◆ **DATA LISTING**

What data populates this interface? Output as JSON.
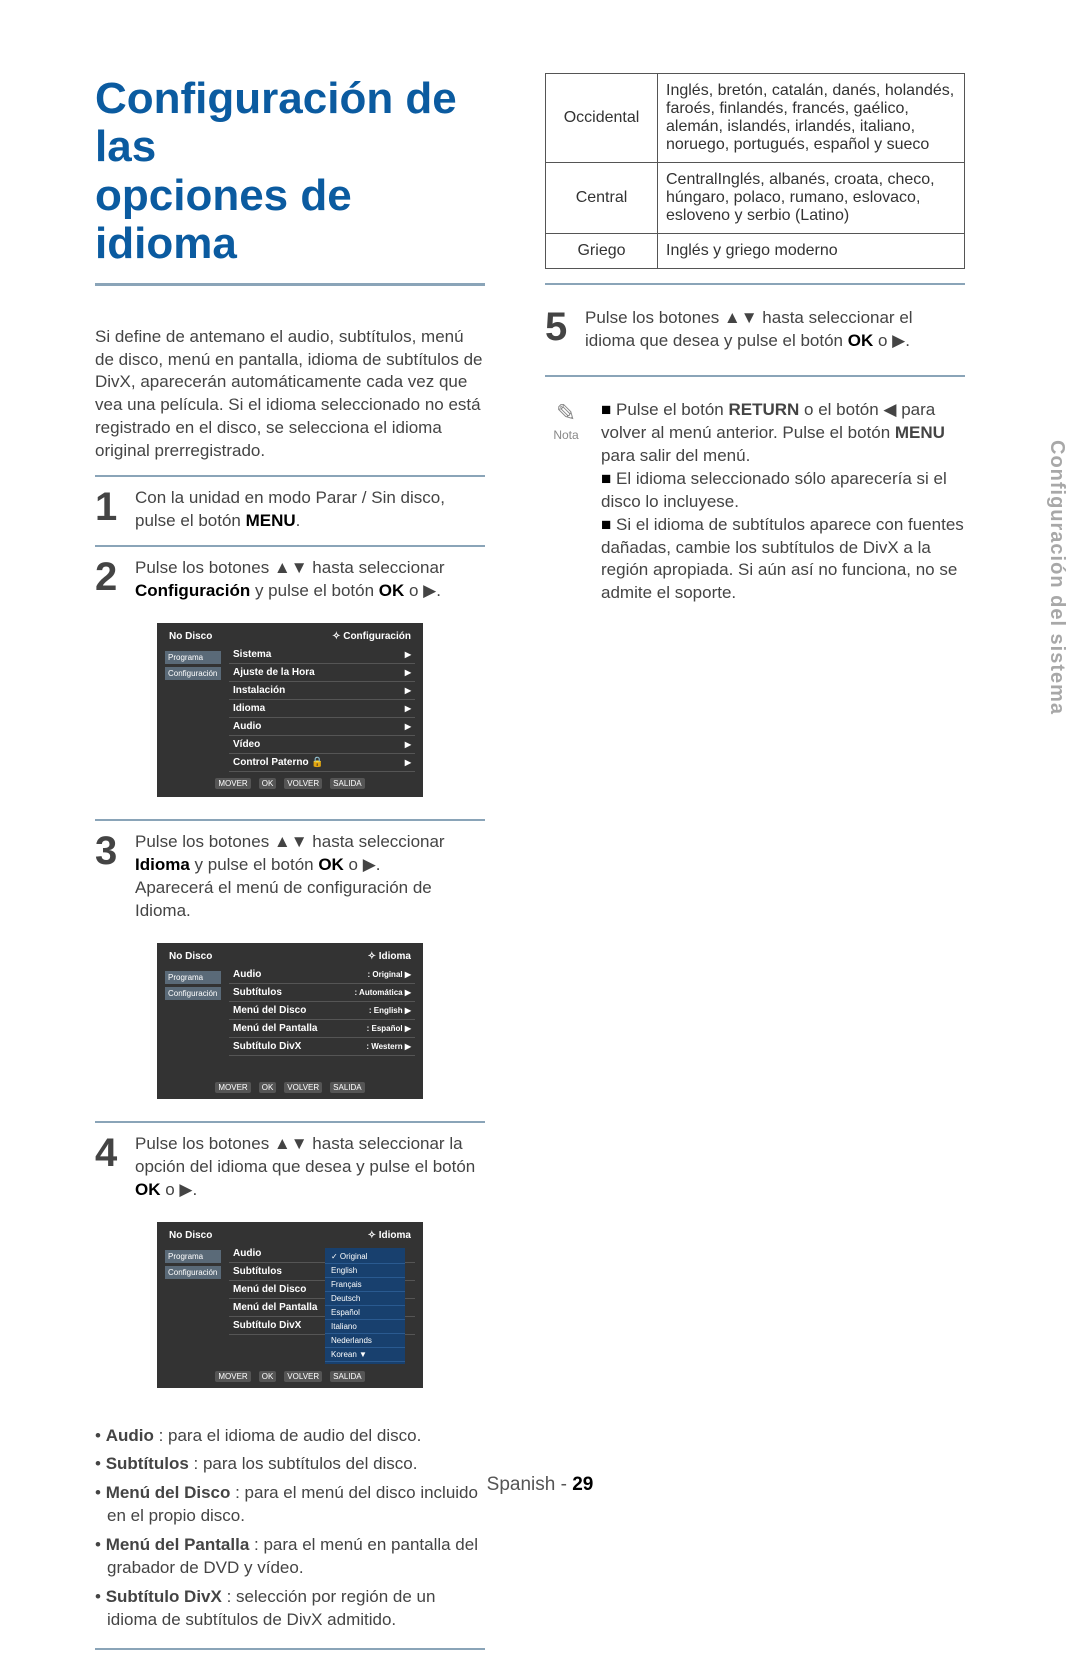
{
  "title_line1": "Configuración de las",
  "title_line2": "opciones de idioma",
  "intro": "Si define de antemano el audio, subtítulos, menú de disco, menú en pantalla, idioma de subtítulos de DivX, aparecerán automáticamente cada vez que vea una película. Si el idioma seleccionado no está registrado en el disco, se selecciona el idioma original prerregistrado.",
  "steps": {
    "s1": {
      "num": "1",
      "text_a": "Con la unidad en modo Parar / Sin disco, pulse el botón ",
      "bold": "MENU",
      "text_b": "."
    },
    "s2": {
      "num": "2",
      "text_a": "Pulse los botones ▲▼ hasta seleccionar ",
      "bold": "Configuración",
      "text_b": " y pulse el botón ",
      "bold2": "OK",
      "text_c": " o ▶."
    },
    "s3": {
      "num": "3",
      "text_a": "Pulse los botones ▲▼ hasta seleccionar ",
      "bold": "Idioma",
      "text_b": " y pulse el botón ",
      "bold2": "OK",
      "text_c": " o ▶.",
      "sub": "Aparecerá el menú de configuración de Idioma."
    },
    "s4": {
      "num": "4",
      "text_a": "Pulse los botones ▲▼ hasta seleccionar la opción del idioma que desea y pulse el botón ",
      "bold": "OK",
      "text_b": " o ▶."
    },
    "s5": {
      "num": "5",
      "text_a": "Pulse los botones ▲▼ hasta seleccionar el idioma que desea y pulse el botón ",
      "bold": "OK",
      "text_b": " o ▶."
    }
  },
  "osd1": {
    "title_l": "No Disco",
    "title_r": "✧ Configuración",
    "side": [
      "Programa",
      "Configuración"
    ],
    "items": [
      "Sistema",
      "Ajuste de la Hora",
      "Instalación",
      "Idioma",
      "Audio",
      "Vídeo",
      "Control Paterno  🔒"
    ],
    "foot": [
      "MOVER",
      "OK",
      "VOLVER",
      "SALIDA"
    ]
  },
  "osd2": {
    "title_l": "No Disco",
    "title_r": "✧ Idioma",
    "side": [
      "Programa",
      "Configuración"
    ],
    "rows": [
      {
        "l": "Audio",
        "r": ": Original"
      },
      {
        "l": "Subtítulos",
        "r": ": Automática"
      },
      {
        "l": "Menú del Disco",
        "r": ": English"
      },
      {
        "l": "Menú del Pantalla",
        "r": ": Español"
      },
      {
        "l": "Subtítulo DivX",
        "r": ": Western"
      }
    ],
    "foot": [
      "MOVER",
      "OK",
      "VOLVER",
      "SALIDA"
    ]
  },
  "osd3": {
    "title_l": "No Disco",
    "title_r": "✧ Idioma",
    "side": [
      "Programa",
      "Configuración"
    ],
    "left_items": [
      "Audio",
      "Subtítulos",
      "Menú del Disco",
      "Menú del Pantalla",
      "Subtítulo DivX"
    ],
    "popup": [
      "✓ Original",
      "English",
      "Français",
      "Deutsch",
      "Español",
      "Italiano",
      "Nederlands",
      "Korean    ▼"
    ],
    "foot": [
      "MOVER",
      "OK",
      "VOLVER",
      "SALIDA"
    ]
  },
  "bullets": [
    {
      "b": "Audio",
      "t": " : para el idioma de audio del disco."
    },
    {
      "b": "Subtítulos",
      "t": " : para los subtítulos del disco."
    },
    {
      "b": "Menú del Disco",
      "t": " : para el menú del disco incluido en el propio disco."
    },
    {
      "b": "Menú del Pantalla",
      "t": " : para el menú en pantalla del grabador de DVD y vídeo."
    },
    {
      "b": "Subtítulo DivX",
      "t": " : selección por región de un idioma de subtítulos de DivX admitido."
    }
  ],
  "lang_table": [
    {
      "h": "Occidental",
      "c": "Inglés, bretón, catalán, danés, holandés, faroés, finlandés, francés, gaélico, alemán, islandés, irlandés, italiano, noruego, portugués, español y sueco"
    },
    {
      "h": "Central",
      "c": "CentralInglés, albanés, croata, checo, húngaro, polaco, rumano, eslovaco, esloveno y serbio (Latino)"
    },
    {
      "h": "Griego",
      "c": "Inglés y griego moderno"
    }
  ],
  "note_label": "Nota",
  "notes": [
    {
      "pre": "Pulse el botón ",
      "b1": "RETURN",
      "mid": " o el botón ◀ para volver al menú anterior. Pulse el botón ",
      "b2": "MENU",
      "post": " para salir del menú."
    },
    {
      "plain": "El idioma seleccionado sólo aparecería si el disco lo incluyese."
    },
    {
      "plain": "Si el idioma de subtítulos aparece con fuentes dañadas, cambie los subtítulos de DivX a la región apropiada. Si aún así no funciona, no se admite el soporte."
    }
  ],
  "side_label": "Configuración del sistema",
  "footer_a": "Spanish - ",
  "footer_b": "29"
}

◆ **REQUIREMENTS**
Transcribe the material exactly, keeping every word and none of the pictures.

◆ **SOLUTION TO THE PROBLEM**
What data populates this interface? Output as JSON.
{
  "title_line1": "Configuración de las",
  "title_line2": "opciones de idioma",
  "intro": "Si define de antemano el audio, subtítulos, menú de disco, menú en pantalla, idioma de subtítulos de DivX, aparecerán automáticamente cada vez que vea una película. Si el idioma seleccionado no está registrado en el disco, se selecciona el idioma original prerregistrado.",
  "steps": {
    "s1": {
      "num": "1",
      "text_a": "Con la unidad en modo Parar / Sin disco, pulse el botón ",
      "bold": "MENU",
      "text_b": "."
    },
    "s2": {
      "num": "2",
      "text_a": "Pulse los botones ▲▼ hasta seleccionar ",
      "bold": "Configuración",
      "text_b": " y pulse el botón ",
      "bold2": "OK",
      "text_c": " o ▶."
    },
    "s3": {
      "num": "3",
      "text_a": "Pulse los botones ▲▼ hasta seleccionar ",
      "bold": "Idioma",
      "text_b": " y pulse el botón ",
      "bold2": "OK",
      "text_c": " o ▶.",
      "sub": "Aparecerá el menú de configuración de Idioma."
    },
    "s4": {
      "num": "4",
      "text_a": "Pulse los botones ▲▼ hasta seleccionar la opción del idioma que desea y pulse el botón ",
      "bold": "OK",
      "text_b": " o ▶."
    },
    "s5": {
      "num": "5",
      "text_a": "Pulse los botones ▲▼ hasta seleccionar el idioma que desea y pulse el botón ",
      "bold": "OK",
      "text_b": " o ▶."
    }
  },
  "osd1": {
    "title_l": "No Disco",
    "title_r": "✧ Configuración",
    "side": [
      "Programa",
      "Configuración"
    ],
    "items": [
      "Sistema",
      "Ajuste de la Hora",
      "Instalación",
      "Idioma",
      "Audio",
      "Vídeo",
      "Control Paterno  🔒"
    ],
    "foot": [
      "MOVER",
      "OK",
      "VOLVER",
      "SALIDA"
    ]
  },
  "osd2": {
    "title_l": "No Disco",
    "title_r": "✧ Idioma",
    "side": [
      "Programa",
      "Configuración"
    ],
    "rows": [
      {
        "l": "Audio",
        "r": ": Original"
      },
      {
        "l": "Subtítulos",
        "r": ": Automática"
      },
      {
        "l": "Menú del Disco",
        "r": ": English"
      },
      {
        "l": "Menú del Pantalla",
        "r": ": Español"
      },
      {
        "l": "Subtítulo DivX",
        "r": ": Western"
      }
    ],
    "foot": [
      "MOVER",
      "OK",
      "VOLVER",
      "SALIDA"
    ]
  },
  "osd3": {
    "title_l": "No Disco",
    "title_r": "✧ Idioma",
    "side": [
      "Programa",
      "Configuración"
    ],
    "left_items": [
      "Audio",
      "Subtítulos",
      "Menú del Disco",
      "Menú del Pantalla",
      "Subtítulo DivX"
    ],
    "popup": [
      "✓ Original",
      "English",
      "Français",
      "Deutsch",
      "Español",
      "Italiano",
      "Nederlands",
      "Korean    ▼"
    ],
    "foot": [
      "MOVER",
      "OK",
      "VOLVER",
      "SALIDA"
    ]
  },
  "bullets": [
    {
      "b": "Audio",
      "t": " : para el idioma de audio del disco."
    },
    {
      "b": "Subtítulos",
      "t": " : para los subtítulos del disco."
    },
    {
      "b": "Menú del Disco",
      "t": " : para el menú del disco incluido en el propio disco."
    },
    {
      "b": "Menú del Pantalla",
      "t": " : para el menú en pantalla del grabador de DVD y vídeo."
    },
    {
      "b": "Subtítulo DivX",
      "t": " : selección por región de un idioma de subtítulos de DivX admitido."
    }
  ],
  "lang_table": [
    {
      "h": "Occidental",
      "c": "Inglés, bretón, catalán, danés, holandés, faroés, finlandés, francés, gaélico, alemán, islandés, irlandés, italiano, noruego, portugués, español y sueco"
    },
    {
      "h": "Central",
      "c": "CentralInglés, albanés, croata, checo, húngaro, polaco, rumano, eslovaco, esloveno y serbio (Latino)"
    },
    {
      "h": "Griego",
      "c": "Inglés y griego moderno"
    }
  ],
  "note_label": "Nota",
  "notes": [
    {
      "pre": "Pulse el botón ",
      "b1": "RETURN",
      "mid": " o el botón ◀ para volver al menú anterior. Pulse el botón ",
      "b2": "MENU",
      "post": " para salir del menú."
    },
    {
      "plain": "El idioma seleccionado sólo aparecería si el disco lo incluyese."
    },
    {
      "plain": "Si el idioma de subtítulos aparece con fuentes dañadas, cambie los subtítulos de DivX a la región apropiada. Si aún así no funciona, no se admite el soporte."
    }
  ],
  "side_label": "Configuración del sistema",
  "footer_a": "Spanish - ",
  "footer_b": "29"
}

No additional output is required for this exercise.